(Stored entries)
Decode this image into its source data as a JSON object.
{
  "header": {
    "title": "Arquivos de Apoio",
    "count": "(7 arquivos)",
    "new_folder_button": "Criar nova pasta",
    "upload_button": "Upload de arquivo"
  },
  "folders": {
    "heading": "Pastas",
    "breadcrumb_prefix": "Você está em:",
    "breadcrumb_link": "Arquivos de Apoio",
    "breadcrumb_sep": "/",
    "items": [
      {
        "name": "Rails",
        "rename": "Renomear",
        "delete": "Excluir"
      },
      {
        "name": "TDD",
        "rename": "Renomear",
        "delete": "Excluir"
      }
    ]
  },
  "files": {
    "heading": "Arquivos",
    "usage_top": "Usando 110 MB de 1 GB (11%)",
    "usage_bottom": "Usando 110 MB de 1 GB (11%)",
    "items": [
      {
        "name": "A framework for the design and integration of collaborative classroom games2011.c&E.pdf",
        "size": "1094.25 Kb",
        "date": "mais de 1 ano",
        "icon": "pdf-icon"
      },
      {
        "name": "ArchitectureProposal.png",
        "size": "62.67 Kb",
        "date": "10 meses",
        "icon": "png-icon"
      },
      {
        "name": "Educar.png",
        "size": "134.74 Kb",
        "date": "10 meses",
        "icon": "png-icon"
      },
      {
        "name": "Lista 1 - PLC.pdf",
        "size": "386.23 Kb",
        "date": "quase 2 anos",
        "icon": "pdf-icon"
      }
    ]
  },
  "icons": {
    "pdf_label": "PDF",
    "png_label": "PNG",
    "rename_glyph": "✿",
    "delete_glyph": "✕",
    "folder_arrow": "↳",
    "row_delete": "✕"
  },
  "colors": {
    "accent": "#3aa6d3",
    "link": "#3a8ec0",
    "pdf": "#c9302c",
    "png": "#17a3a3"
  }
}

* * *

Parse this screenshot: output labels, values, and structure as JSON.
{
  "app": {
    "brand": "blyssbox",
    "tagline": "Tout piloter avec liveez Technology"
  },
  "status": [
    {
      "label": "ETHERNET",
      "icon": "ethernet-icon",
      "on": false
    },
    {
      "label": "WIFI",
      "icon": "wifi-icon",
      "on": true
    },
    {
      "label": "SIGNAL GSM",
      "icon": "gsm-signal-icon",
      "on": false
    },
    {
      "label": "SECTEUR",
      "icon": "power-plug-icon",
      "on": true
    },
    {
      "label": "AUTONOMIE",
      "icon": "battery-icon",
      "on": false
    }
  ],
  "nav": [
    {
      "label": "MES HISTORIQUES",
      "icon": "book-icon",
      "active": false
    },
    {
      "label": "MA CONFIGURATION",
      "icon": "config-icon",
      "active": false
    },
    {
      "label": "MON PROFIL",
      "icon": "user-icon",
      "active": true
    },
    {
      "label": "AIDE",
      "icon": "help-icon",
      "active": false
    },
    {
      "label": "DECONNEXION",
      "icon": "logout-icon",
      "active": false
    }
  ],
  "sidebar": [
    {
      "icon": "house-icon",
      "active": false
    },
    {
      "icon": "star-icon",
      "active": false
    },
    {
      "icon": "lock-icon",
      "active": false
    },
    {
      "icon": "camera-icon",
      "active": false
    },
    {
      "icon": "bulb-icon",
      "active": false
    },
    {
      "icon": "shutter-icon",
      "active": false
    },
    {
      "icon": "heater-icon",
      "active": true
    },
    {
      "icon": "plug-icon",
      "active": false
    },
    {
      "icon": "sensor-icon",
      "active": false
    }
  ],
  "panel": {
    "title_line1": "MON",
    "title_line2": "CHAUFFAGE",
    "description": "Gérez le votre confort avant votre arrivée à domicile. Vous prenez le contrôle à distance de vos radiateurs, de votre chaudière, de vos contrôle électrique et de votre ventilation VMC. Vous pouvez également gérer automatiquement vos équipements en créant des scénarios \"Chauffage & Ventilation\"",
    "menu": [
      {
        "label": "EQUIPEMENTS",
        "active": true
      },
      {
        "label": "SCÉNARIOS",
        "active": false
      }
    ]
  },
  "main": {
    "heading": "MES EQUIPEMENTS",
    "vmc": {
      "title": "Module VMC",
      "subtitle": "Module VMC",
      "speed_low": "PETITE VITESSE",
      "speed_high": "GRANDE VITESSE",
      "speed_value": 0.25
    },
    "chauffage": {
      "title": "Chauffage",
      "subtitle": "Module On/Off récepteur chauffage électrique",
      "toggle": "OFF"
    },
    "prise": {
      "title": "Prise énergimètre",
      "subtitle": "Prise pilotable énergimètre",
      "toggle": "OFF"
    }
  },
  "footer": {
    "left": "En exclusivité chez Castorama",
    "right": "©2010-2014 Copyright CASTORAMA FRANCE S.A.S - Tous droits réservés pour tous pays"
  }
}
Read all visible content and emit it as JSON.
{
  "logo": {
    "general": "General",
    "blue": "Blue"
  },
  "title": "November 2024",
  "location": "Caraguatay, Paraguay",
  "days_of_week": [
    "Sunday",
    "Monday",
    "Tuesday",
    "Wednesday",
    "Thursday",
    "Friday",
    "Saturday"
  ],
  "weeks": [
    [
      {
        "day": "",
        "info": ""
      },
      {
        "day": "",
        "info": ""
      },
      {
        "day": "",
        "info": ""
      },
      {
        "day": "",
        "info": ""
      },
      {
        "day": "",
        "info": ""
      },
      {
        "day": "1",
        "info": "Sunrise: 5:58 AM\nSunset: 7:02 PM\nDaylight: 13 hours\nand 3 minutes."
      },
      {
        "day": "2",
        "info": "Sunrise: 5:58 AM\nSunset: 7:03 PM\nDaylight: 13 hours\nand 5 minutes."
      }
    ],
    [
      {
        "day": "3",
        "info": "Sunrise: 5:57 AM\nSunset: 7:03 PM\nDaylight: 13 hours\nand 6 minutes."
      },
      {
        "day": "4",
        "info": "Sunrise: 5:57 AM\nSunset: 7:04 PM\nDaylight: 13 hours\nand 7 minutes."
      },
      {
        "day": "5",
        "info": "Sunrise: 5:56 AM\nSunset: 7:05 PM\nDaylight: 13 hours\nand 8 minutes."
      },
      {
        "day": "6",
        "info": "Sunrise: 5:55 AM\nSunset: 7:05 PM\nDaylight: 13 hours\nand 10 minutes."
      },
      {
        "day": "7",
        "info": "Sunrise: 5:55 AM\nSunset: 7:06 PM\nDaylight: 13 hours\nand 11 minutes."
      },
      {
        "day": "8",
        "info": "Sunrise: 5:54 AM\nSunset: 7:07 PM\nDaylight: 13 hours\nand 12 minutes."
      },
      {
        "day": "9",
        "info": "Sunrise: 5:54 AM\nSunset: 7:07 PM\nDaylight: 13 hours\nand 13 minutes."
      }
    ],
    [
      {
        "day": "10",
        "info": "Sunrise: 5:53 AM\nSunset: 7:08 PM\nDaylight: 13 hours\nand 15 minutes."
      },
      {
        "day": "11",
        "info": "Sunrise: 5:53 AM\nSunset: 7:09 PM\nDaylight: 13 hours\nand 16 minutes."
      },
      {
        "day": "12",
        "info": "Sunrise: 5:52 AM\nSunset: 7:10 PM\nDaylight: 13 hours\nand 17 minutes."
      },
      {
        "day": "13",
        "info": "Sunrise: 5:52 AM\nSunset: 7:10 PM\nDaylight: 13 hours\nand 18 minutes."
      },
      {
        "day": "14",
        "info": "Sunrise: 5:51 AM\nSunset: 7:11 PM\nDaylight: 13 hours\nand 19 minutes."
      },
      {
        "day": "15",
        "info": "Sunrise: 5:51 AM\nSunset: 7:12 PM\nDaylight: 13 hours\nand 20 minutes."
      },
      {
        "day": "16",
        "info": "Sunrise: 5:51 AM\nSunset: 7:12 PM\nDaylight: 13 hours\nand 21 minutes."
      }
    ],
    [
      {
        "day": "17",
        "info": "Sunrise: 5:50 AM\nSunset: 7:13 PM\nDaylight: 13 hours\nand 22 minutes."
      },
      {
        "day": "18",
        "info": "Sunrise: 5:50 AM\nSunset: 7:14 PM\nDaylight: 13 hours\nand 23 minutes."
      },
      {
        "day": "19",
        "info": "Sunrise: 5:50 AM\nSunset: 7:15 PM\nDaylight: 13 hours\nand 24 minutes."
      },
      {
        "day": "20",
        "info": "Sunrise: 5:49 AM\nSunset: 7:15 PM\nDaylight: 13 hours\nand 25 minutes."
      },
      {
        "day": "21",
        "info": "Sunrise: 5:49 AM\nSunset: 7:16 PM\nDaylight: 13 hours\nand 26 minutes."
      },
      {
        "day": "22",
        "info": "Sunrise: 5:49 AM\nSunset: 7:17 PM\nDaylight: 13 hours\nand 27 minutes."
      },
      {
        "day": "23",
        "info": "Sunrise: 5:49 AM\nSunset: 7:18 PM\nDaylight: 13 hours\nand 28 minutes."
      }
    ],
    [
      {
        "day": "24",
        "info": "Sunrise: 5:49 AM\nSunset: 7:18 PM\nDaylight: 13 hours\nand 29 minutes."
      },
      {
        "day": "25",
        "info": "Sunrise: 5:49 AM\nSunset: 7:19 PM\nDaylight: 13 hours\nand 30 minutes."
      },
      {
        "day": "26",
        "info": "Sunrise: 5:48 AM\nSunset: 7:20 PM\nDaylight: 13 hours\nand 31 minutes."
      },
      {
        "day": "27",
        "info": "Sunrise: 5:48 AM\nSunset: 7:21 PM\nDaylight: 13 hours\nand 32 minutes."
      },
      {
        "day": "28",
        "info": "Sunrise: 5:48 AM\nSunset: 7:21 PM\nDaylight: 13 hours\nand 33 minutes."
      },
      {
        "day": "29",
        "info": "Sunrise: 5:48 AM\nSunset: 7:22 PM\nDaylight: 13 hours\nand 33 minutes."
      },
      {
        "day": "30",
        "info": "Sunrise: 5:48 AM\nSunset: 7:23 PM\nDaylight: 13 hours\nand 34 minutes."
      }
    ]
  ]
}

--

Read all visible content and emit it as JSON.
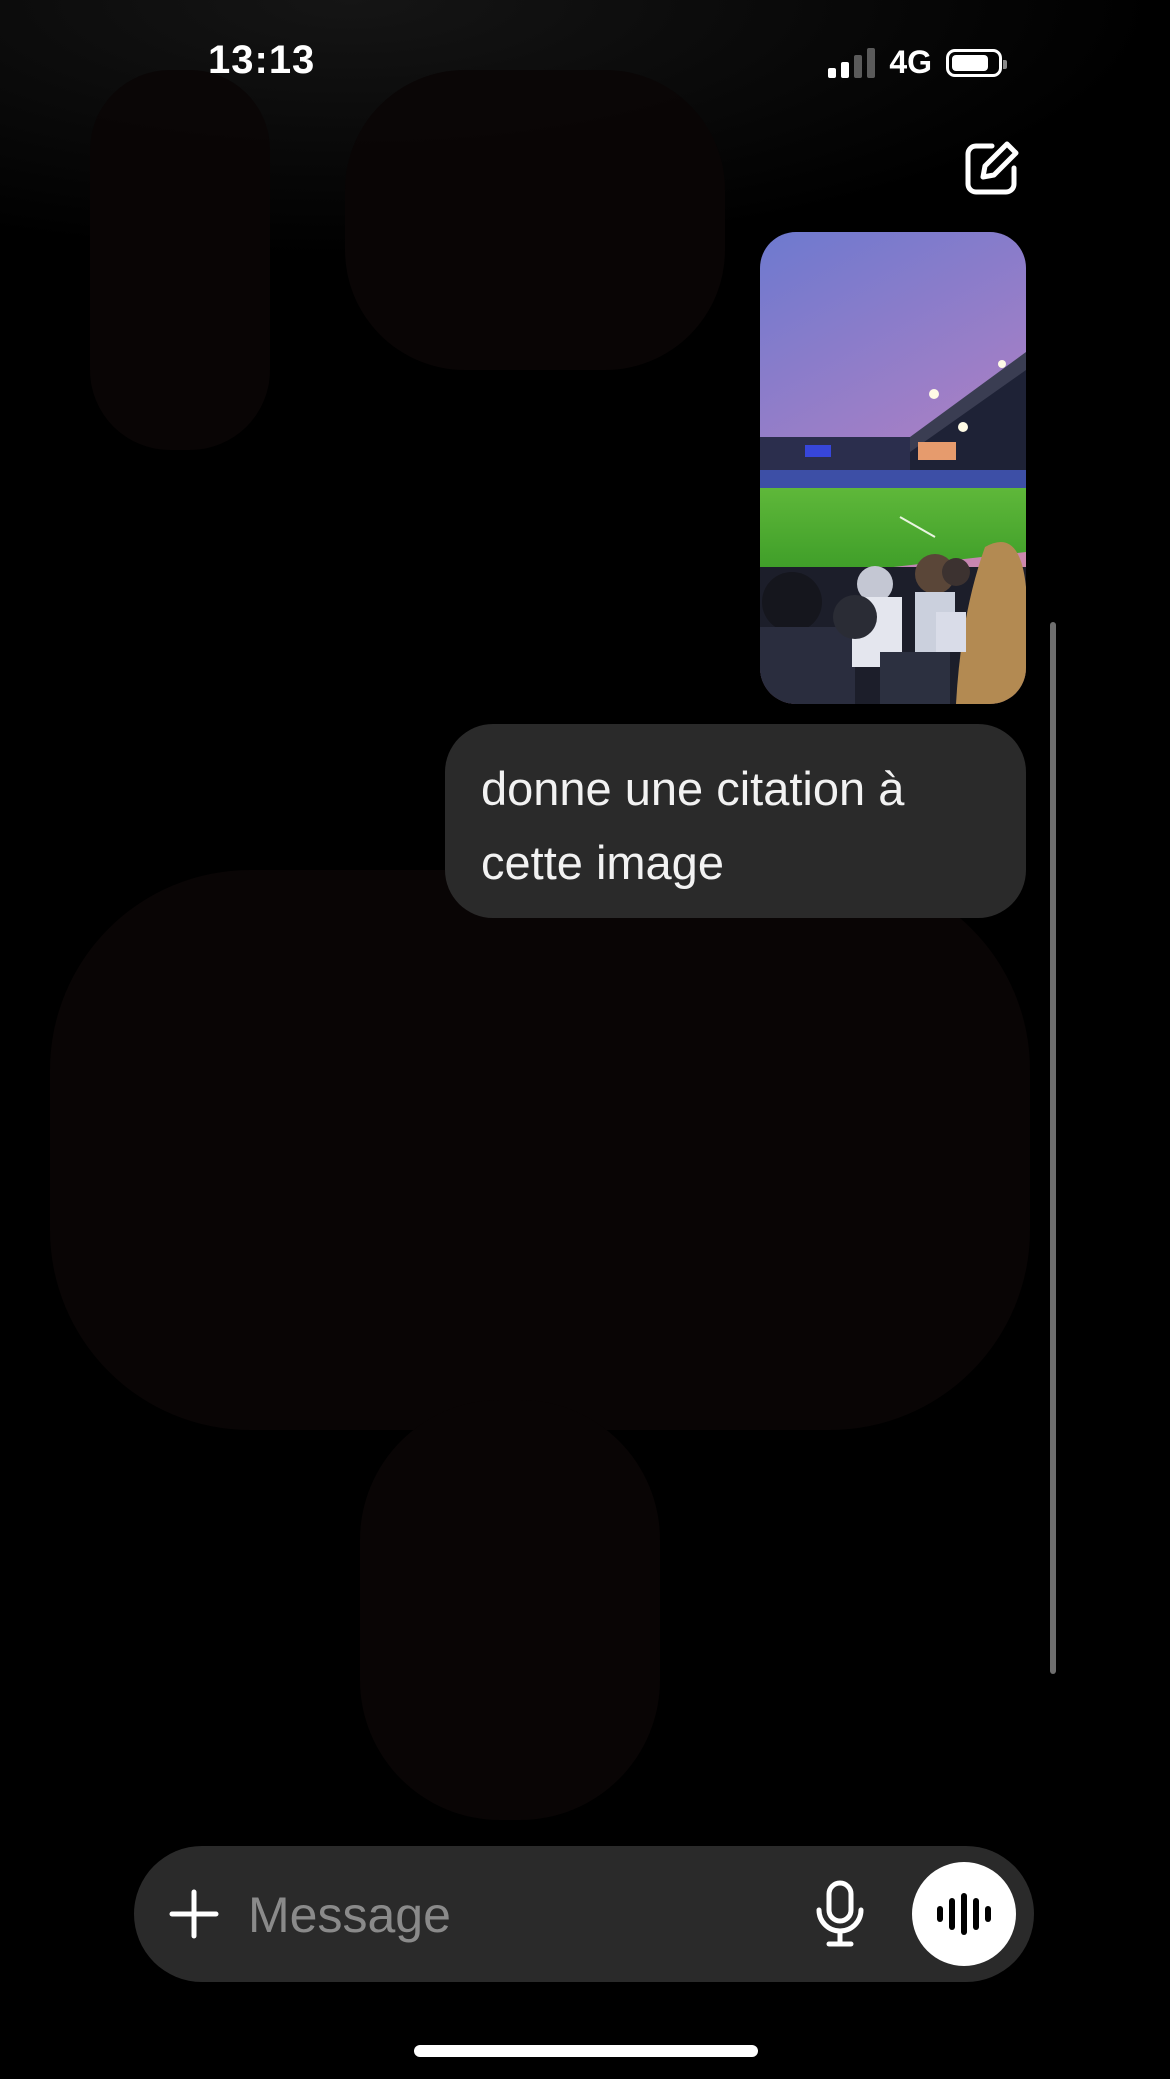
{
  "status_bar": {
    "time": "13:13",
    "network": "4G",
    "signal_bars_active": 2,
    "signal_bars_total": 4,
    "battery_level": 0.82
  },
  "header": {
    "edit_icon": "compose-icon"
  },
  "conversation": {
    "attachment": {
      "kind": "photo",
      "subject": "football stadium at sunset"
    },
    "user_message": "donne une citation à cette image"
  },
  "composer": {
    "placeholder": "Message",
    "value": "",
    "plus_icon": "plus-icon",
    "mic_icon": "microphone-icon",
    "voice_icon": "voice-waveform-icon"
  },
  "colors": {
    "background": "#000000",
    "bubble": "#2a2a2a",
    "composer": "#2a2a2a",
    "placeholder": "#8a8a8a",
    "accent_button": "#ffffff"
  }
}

- _Objective_
Report how many lines in this data include the string "EQUIPEMENTS", and nothing else.

- _Full response_
2